Task to carry out: Extract every one of the items below and reproduce each line without altering a single character.

[Start Stored rows]

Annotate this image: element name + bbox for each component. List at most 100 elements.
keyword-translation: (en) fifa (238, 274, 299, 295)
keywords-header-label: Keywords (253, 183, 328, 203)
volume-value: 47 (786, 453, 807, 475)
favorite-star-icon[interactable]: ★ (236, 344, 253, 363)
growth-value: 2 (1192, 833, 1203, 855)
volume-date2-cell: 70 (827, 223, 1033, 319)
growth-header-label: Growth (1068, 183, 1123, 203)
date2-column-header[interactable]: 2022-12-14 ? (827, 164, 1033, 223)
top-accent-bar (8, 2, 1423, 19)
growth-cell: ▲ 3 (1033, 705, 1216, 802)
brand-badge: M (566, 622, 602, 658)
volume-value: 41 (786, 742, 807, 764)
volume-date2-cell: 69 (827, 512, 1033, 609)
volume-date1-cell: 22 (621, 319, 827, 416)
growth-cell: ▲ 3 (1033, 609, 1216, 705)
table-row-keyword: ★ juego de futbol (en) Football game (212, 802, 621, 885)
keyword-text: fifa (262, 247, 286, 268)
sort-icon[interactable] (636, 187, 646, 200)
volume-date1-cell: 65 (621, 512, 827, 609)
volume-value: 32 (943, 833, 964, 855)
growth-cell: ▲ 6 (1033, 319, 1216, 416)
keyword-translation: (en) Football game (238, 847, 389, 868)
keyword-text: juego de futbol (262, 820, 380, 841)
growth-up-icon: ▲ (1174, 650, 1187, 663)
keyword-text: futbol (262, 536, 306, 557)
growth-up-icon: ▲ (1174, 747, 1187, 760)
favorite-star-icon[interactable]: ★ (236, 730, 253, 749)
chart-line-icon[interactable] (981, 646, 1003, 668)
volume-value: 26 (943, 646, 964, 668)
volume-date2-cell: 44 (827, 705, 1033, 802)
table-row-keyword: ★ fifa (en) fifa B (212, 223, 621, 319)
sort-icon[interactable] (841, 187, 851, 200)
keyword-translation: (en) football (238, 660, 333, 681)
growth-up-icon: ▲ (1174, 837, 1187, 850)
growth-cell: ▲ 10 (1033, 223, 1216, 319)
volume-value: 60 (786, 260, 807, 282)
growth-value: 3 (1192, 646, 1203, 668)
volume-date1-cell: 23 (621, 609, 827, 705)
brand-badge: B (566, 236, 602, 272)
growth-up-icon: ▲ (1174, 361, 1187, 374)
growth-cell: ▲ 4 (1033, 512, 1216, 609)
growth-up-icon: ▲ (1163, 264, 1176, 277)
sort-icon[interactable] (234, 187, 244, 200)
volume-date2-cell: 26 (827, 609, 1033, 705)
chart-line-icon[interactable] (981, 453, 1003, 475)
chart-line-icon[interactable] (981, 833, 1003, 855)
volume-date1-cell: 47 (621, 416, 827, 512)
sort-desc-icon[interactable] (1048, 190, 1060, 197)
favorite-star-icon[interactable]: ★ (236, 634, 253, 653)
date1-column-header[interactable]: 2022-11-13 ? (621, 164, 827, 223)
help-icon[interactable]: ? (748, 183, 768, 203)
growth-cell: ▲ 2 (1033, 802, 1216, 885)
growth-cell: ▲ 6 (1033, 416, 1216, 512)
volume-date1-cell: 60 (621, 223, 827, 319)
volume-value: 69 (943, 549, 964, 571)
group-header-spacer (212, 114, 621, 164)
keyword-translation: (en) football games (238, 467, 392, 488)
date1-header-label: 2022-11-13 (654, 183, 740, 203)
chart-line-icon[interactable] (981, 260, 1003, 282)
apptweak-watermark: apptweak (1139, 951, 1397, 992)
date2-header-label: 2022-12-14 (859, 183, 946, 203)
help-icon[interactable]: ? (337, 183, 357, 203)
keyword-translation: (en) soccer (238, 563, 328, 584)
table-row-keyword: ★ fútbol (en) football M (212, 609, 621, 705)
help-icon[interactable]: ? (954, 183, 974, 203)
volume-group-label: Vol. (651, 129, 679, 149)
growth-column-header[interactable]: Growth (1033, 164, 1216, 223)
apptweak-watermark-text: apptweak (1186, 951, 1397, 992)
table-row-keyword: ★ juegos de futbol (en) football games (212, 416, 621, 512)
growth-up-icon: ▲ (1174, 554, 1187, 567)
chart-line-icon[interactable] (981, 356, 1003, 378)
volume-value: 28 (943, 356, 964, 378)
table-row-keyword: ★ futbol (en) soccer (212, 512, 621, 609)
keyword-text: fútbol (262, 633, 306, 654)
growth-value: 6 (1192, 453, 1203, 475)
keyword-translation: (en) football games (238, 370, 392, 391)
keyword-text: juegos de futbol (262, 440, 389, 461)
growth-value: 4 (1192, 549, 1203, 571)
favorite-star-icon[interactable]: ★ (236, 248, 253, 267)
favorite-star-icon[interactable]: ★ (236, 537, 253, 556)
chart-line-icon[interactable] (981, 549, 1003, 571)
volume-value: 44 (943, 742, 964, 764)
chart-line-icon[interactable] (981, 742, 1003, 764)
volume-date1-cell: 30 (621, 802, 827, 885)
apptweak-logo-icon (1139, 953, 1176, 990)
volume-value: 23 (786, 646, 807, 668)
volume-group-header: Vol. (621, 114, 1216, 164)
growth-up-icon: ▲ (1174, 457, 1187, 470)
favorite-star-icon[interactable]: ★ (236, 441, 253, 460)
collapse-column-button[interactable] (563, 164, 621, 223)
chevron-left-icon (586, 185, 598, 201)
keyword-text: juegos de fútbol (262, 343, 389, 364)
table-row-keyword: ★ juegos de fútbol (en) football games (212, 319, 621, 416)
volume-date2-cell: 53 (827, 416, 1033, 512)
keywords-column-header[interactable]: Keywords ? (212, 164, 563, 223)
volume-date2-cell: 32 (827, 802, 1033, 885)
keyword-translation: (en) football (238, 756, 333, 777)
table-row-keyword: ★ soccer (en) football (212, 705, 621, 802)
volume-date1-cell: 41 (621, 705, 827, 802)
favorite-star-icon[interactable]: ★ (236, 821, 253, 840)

[End Stored rows]

Completed exercise:
Annotate this image: element name + bbox for each component. List at most 100 elements.
keyword-translation: (en) fifa (238, 274, 299, 295)
keywords-header-label: Keywords (253, 183, 328, 203)
volume-value: 47 (786, 453, 807, 475)
favorite-star-icon[interactable]: ★ (236, 344, 253, 363)
growth-value: 2 (1192, 833, 1203, 855)
volume-date2-cell: 70 (827, 223, 1033, 319)
growth-header-label: Growth (1068, 183, 1123, 203)
date2-column-header[interactable]: 2022-12-14 ? (827, 164, 1033, 223)
top-accent-bar (8, 2, 1423, 19)
growth-cell: ▲ 3 (1033, 705, 1216, 802)
brand-badge: M (566, 622, 602, 658)
volume-value: 41 (786, 742, 807, 764)
volume-date2-cell: 69 (827, 512, 1033, 609)
volume-date1-cell: 22 (621, 319, 827, 416)
growth-cell: ▲ 3 (1033, 609, 1216, 705)
table-row-keyword: ★ juego de futbol (en) Football game (212, 802, 621, 885)
keyword-text: fifa (262, 247, 286, 268)
sort-icon[interactable] (636, 187, 646, 200)
volume-date1-cell: 65 (621, 512, 827, 609)
volume-value: 32 (943, 833, 964, 855)
growth-cell: ▲ 6 (1033, 319, 1216, 416)
keyword-translation: (en) Football game (238, 847, 389, 868)
keyword-text: juego de futbol (262, 820, 380, 841)
growth-up-icon: ▲ (1174, 650, 1187, 663)
keyword-text: futbol (262, 536, 306, 557)
growth-up-icon: ▲ (1174, 747, 1187, 760)
favorite-star-icon[interactable]: ★ (236, 730, 253, 749)
chart-line-icon[interactable] (981, 646, 1003, 668)
volume-value: 26 (943, 646, 964, 668)
volume-date2-cell: 44 (827, 705, 1033, 802)
table-row-keyword: ★ fifa (en) fifa B (212, 223, 621, 319)
sort-icon[interactable] (841, 187, 851, 200)
keyword-translation: (en) football (238, 660, 333, 681)
growth-up-icon: ▲ (1174, 837, 1187, 850)
growth-cell: ▲ 10 (1033, 223, 1216, 319)
volume-value: 60 (786, 260, 807, 282)
growth-value: 3 (1192, 646, 1203, 668)
volume-date1-cell: 23 (621, 609, 827, 705)
brand-badge: B (566, 236, 602, 272)
growth-up-icon: ▲ (1174, 361, 1187, 374)
growth-cell: ▲ 4 (1033, 512, 1216, 609)
growth-up-icon: ▲ (1163, 264, 1176, 277)
sort-icon[interactable] (234, 187, 244, 200)
volume-date2-cell: 26 (827, 609, 1033, 705)
chart-line-icon[interactable] (981, 453, 1003, 475)
chart-line-icon[interactable] (981, 833, 1003, 855)
volume-date1-cell: 47 (621, 416, 827, 512)
sort-desc-icon[interactable] (1048, 190, 1060, 197)
favorite-star-icon[interactable]: ★ (236, 634, 253, 653)
date1-column-header[interactable]: 2022-11-13 ? (621, 164, 827, 223)
help-icon[interactable]: ? (748, 183, 768, 203)
growth-cell: ▲ 2 (1033, 802, 1216, 885)
growth-cell: ▲ 6 (1033, 416, 1216, 512)
volume-date1-cell: 60 (621, 223, 827, 319)
volume-value: 69 (943, 549, 964, 571)
group-header-spacer (212, 114, 621, 164)
keyword-translation: (en) football games (238, 467, 392, 488)
date1-header-label: 2022-11-13 (654, 183, 740, 203)
chart-line-icon[interactable] (981, 260, 1003, 282)
apptweak-watermark: apptweak (1139, 951, 1397, 992)
date2-header-label: 2022-12-14 (859, 183, 946, 203)
help-icon[interactable]: ? (337, 183, 357, 203)
keyword-translation: (en) soccer (238, 563, 328, 584)
table-row-keyword: ★ fútbol (en) football M (212, 609, 621, 705)
help-icon[interactable]: ? (954, 183, 974, 203)
volume-group-label: Vol. (651, 129, 679, 149)
growth-column-header[interactable]: Growth (1033, 164, 1216, 223)
apptweak-watermark-text: apptweak (1186, 951, 1397, 992)
table-row-keyword: ★ juegos de futbol (en) football games (212, 416, 621, 512)
growth-up-icon: ▲ (1174, 554, 1187, 567)
chart-line-icon[interactable] (981, 356, 1003, 378)
volume-value: 28 (943, 356, 964, 378)
table-row-keyword: ★ futbol (en) soccer (212, 512, 621, 609)
keyword-text: fútbol (262, 633, 306, 654)
growth-value: 6 (1192, 453, 1203, 475)
keyword-translation: (en) football games (238, 370, 392, 391)
keyword-text: juegos de futbol (262, 440, 389, 461)
growth-value: 4 (1192, 549, 1203, 571)
favorite-star-icon[interactable]: ★ (236, 248, 253, 267)
favorite-star-icon[interactable]: ★ (236, 537, 253, 556)
chart-line-icon[interactable] (981, 549, 1003, 571)
volume-value: 44 (943, 742, 964, 764)
chart-line-icon[interactable] (981, 742, 1003, 764)
volume-date1-cell: 30 (621, 802, 827, 885)
apptweak-logo-icon (1139, 953, 1176, 990)
volume-value: 23 (786, 646, 807, 668)
volume-group-header: Vol. (621, 114, 1216, 164)
growth-up-icon: ▲ (1174, 457, 1187, 470)
favorite-star-icon[interactable]: ★ (236, 441, 253, 460)
collapse-column-button[interactable] (563, 164, 621, 223)
chevron-left-icon (586, 185, 598, 201)
keyword-text: juegos de fútbol (262, 343, 389, 364)
table-row-keyword: ★ juegos de fútbol (en) football games (212, 319, 621, 416)
volume-date2-cell: 53 (827, 416, 1033, 512)
keywords-column-header[interactable]: Keywords ? (212, 164, 563, 223)
volume-date2-cell: 32 (827, 802, 1033, 885)
keyword-translation: (en) football (238, 756, 333, 777)
table-row-keyword: ★ soccer (en) football (212, 705, 621, 802)
volume-date1-cell: 41 (621, 705, 827, 802)
favorite-star-icon[interactable]: ★ (236, 821, 253, 840)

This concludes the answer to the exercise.